Task list:
a) Reproduce word for word the passage of the food-hoarding post that begins with the words containing "Remember back to" and ends with "States and Canada.".
b) According to the food-hoarding post, what share of the U.S. durum wheat crop is grown in North Dakota?
c) List every title that appears in quotation marks in the food-hoarding post.

Supplied text:

■ ■ ■ ■ ■ ■ ■

Tuesday, July 20, 2021

Food: "What to Hoard in 2021, and It's Not Toilet Paper"

As we were saying with pretty much every Drought Monitor report this Spring (here's April 20):

When the desert is in drought I remonstrate Phoenix and Las Vegas for having allowed population growth far beyond the dry times carrying capacity. When California is in drought I trot out the little chart that shows the historical prevalence of drought—last seen in April 19's "US West prepares for possible 1st water shortage declaration":

Some of the Western megadroughts have been hundreds of years long. As the San Jose Mercury-News depicted it in 2015:


—San Jose Mercury-News "California drought: Past dry periods have lasted more than 200 years, scientists say"
That little red blip at the far right side of the timeline is the current drought.
You could make a reasonable argument that for the last 150 years Californians have been living in a fool's paradise. 

But when the drought spreads to North Dakota and threatens the world's best pasta wheat, durum, of which 80% of the U.S. crop is grown in the state, Well if you can imagine the Great Bucatini Shortage of 2020 spreading to all 600 types and shapes, you know my anxiety....

And March 25: "Drought Monitor: Southwest Desert Remains A Desert; Pasta May Get More Expensive".

So here we are with DTN Progressive Farmer, July 19:

Remember back to spring of 2020 when pictures and videos of people hoarding toilet paper filled social media and the news? Well, move over toilet paper because 2021 may likely be the year to stock up on food staples again, mainly due to drought-stressed, failing crops in the United States and Canada.

Most of the items mentioned below were often hard to find on grocery store shelves during the COVID-19 pandemic because people were cooking and baking more at home. We may see a repeat of that in 2021 and with higher prices to boot.

■ ■ ■ ■ ■ ■ ■

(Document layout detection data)

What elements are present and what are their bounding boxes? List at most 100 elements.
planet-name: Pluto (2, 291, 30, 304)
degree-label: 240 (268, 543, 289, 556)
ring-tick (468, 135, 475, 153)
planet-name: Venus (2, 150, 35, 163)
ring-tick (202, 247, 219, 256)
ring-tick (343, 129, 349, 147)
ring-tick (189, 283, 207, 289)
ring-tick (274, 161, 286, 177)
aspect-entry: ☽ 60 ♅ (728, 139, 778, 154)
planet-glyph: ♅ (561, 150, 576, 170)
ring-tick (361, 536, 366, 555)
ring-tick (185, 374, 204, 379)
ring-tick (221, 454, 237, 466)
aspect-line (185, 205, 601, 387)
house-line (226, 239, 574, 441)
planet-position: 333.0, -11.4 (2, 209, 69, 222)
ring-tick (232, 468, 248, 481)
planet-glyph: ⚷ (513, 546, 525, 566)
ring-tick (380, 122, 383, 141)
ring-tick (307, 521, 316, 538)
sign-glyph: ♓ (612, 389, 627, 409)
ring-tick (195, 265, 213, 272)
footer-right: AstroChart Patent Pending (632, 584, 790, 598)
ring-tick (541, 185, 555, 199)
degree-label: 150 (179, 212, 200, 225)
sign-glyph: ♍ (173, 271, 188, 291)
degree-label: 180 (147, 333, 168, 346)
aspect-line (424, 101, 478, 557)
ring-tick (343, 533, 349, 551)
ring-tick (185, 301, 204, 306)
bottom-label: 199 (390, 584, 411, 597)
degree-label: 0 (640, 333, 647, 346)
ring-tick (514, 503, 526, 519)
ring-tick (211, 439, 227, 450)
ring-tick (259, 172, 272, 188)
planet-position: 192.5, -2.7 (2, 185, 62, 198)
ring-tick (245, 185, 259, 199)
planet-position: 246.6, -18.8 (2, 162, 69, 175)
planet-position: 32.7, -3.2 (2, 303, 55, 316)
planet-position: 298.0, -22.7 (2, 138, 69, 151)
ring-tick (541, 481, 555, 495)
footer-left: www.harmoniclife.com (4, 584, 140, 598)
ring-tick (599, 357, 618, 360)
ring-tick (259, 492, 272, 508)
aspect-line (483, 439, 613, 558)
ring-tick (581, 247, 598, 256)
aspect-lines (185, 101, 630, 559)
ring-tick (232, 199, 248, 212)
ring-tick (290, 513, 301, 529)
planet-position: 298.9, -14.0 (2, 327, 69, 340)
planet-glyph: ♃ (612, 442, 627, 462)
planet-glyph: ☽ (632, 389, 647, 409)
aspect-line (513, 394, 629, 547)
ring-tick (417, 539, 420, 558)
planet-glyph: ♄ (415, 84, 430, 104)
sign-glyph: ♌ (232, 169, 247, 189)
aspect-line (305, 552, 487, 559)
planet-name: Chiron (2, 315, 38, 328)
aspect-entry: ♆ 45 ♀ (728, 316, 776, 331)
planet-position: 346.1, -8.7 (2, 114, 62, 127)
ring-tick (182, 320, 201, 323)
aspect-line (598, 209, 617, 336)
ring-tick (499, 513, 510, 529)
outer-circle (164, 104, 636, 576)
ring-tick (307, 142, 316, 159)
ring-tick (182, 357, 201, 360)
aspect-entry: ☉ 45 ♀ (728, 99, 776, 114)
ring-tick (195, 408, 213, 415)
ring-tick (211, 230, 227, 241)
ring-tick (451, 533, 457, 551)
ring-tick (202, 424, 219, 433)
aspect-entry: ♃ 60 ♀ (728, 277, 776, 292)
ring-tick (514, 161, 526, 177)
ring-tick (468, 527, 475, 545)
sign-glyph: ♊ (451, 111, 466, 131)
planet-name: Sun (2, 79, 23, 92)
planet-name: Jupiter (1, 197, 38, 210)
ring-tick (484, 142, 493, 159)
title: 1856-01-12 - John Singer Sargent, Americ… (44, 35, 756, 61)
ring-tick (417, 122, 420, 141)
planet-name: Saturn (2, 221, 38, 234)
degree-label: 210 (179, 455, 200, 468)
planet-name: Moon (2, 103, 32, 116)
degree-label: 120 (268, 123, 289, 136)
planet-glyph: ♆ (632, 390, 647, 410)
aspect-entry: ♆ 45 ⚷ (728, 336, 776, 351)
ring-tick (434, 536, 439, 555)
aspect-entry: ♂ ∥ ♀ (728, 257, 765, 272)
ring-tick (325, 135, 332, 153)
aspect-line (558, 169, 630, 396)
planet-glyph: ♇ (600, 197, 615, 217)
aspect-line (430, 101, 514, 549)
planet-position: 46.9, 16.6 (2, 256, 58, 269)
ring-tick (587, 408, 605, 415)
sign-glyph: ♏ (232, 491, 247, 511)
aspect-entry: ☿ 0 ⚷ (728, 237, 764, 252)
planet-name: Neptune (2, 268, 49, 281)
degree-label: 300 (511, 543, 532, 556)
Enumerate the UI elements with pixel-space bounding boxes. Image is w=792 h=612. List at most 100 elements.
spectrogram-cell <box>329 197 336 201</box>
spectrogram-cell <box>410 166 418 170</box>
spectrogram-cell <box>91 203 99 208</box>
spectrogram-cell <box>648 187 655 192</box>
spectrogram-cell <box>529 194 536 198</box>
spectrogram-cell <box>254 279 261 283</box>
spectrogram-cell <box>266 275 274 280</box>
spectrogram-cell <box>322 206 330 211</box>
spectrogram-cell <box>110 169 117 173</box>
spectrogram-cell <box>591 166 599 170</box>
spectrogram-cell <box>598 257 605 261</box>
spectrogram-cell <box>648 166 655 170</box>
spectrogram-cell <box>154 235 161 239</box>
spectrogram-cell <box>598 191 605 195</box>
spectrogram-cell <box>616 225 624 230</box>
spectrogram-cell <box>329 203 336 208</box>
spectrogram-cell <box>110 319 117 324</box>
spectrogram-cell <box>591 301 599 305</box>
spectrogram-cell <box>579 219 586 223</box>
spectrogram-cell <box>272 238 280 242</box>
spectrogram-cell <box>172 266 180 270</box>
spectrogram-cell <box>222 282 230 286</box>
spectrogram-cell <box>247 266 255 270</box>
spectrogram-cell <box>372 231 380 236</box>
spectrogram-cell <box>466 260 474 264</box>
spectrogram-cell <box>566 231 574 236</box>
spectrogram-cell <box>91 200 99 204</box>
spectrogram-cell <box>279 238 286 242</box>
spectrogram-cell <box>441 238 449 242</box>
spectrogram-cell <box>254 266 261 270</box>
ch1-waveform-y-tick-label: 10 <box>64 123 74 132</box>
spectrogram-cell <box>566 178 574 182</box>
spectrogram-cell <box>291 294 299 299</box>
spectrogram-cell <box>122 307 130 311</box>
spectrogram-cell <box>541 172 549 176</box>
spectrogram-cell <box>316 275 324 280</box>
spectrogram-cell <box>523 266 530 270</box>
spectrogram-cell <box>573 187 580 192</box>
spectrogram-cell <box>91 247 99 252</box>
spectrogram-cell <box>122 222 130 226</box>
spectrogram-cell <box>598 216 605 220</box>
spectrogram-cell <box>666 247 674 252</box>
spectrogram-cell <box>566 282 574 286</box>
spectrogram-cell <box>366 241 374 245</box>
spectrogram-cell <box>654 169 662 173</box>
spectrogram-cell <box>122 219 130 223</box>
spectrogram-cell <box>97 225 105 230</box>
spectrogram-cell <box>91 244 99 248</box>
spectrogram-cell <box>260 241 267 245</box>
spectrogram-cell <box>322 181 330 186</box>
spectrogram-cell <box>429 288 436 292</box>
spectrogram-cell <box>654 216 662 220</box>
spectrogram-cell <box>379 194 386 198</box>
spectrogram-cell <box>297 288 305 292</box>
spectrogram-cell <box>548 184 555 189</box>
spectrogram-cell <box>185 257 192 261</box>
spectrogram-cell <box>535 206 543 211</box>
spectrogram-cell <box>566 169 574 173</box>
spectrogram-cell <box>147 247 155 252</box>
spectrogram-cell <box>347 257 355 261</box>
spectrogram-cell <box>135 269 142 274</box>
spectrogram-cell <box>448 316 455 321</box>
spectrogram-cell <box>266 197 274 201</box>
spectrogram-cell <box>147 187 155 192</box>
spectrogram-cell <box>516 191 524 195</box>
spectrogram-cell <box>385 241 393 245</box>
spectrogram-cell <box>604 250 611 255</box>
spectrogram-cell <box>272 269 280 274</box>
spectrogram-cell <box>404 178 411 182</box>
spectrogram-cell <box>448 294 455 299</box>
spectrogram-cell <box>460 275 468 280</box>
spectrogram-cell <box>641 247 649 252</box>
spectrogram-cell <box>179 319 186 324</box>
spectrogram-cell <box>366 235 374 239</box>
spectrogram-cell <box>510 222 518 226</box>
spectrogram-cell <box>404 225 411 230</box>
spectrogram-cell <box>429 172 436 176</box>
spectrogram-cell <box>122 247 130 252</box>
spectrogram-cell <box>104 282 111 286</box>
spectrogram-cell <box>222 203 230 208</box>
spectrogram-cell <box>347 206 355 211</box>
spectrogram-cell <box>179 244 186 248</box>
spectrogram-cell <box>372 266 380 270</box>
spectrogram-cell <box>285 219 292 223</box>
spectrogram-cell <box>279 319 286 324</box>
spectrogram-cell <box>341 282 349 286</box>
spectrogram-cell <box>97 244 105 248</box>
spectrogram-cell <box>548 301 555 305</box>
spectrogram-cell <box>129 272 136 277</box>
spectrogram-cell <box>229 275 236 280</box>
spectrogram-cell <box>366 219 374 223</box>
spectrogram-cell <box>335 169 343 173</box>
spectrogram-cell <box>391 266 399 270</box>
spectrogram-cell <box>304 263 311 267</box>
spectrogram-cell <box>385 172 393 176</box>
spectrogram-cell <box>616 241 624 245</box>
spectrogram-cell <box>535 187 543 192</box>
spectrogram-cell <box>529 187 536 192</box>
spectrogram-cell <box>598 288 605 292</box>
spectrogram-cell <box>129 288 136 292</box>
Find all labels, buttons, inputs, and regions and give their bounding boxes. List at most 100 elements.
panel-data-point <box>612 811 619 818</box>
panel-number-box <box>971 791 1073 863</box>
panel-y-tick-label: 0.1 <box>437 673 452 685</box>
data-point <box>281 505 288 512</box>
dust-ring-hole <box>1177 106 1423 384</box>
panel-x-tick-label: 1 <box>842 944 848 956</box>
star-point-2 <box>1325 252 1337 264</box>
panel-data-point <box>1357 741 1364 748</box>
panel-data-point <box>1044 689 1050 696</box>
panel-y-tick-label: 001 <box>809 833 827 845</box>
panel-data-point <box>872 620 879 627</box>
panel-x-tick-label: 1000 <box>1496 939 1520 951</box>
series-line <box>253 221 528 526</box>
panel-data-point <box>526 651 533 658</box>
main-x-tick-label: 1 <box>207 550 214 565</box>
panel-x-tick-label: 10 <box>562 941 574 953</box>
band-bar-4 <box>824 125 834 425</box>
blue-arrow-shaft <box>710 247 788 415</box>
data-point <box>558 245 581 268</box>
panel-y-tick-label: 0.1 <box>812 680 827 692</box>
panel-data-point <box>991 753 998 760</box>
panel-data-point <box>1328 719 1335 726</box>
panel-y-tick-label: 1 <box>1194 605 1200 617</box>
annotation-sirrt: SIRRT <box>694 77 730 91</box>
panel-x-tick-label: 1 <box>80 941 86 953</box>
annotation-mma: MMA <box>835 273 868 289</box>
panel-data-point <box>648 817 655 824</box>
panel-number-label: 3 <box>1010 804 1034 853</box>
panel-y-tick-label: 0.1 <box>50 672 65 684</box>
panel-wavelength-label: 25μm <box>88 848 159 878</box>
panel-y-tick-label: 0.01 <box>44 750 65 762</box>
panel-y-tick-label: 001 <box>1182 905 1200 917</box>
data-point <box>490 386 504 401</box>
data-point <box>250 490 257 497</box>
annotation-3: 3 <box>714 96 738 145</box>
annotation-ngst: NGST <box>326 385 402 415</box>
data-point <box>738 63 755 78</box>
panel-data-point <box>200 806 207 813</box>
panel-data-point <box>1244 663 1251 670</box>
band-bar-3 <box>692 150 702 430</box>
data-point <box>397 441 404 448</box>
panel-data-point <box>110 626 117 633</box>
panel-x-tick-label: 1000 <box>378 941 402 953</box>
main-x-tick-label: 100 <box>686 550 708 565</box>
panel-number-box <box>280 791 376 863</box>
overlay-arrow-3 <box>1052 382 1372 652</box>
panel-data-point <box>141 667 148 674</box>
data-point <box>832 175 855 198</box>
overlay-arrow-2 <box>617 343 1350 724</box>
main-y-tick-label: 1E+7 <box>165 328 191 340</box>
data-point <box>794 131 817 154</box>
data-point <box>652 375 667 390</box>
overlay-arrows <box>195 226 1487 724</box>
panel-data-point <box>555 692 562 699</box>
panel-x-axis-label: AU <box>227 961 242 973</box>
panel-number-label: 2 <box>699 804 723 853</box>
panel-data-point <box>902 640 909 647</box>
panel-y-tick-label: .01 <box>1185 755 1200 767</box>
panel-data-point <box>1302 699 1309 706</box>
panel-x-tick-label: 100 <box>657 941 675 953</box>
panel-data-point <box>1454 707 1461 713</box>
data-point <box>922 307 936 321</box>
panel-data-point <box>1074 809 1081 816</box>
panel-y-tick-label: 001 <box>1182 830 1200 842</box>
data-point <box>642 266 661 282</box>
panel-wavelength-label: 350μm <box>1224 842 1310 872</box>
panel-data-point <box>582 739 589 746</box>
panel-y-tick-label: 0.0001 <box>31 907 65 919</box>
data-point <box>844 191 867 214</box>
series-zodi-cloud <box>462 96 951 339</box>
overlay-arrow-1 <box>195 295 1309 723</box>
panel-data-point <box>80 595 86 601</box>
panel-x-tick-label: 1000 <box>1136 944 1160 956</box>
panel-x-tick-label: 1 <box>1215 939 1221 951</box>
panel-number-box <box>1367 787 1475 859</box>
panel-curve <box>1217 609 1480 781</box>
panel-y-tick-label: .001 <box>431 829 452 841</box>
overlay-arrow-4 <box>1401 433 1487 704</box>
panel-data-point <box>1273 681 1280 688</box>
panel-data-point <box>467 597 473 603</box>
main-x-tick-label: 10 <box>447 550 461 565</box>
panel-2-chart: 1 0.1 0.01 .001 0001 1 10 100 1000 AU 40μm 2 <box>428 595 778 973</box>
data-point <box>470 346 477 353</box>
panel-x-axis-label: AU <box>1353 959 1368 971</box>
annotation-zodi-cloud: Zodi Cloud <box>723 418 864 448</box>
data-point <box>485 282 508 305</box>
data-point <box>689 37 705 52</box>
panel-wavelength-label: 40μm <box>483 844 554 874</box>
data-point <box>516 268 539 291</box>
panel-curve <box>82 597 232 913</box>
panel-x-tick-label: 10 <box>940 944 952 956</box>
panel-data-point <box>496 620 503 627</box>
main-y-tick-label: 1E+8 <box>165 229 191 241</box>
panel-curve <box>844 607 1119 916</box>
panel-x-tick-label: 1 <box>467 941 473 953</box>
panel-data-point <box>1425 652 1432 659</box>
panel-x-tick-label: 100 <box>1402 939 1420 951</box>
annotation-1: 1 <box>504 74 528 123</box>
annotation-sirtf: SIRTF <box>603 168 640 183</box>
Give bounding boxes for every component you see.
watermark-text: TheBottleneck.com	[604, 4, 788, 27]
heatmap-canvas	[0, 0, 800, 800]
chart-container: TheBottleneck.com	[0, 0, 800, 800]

■ ■ ■ ■ ■ ■ ■

Answers to the problems:
a)
Remember back to spring of 2020 when pictures and videos of people hoarding toilet paper filled social media and the news? Well, move over toilet paper because 2021 may likely be the year to stock up on food staples again, mainly due to drought-stressed, failing crops in the United States and Canada.

b) 80%

c)
- What to Hoard in 2021, and It's Not Toilet Paper
- US West prepares for possible 1st water shortage declaration
- California drought: Past dry periods have lasted more than 200 years, scientists say
- Drought Monitor: Southwest Desert Remains A Desert; Pasta May Get More Expensive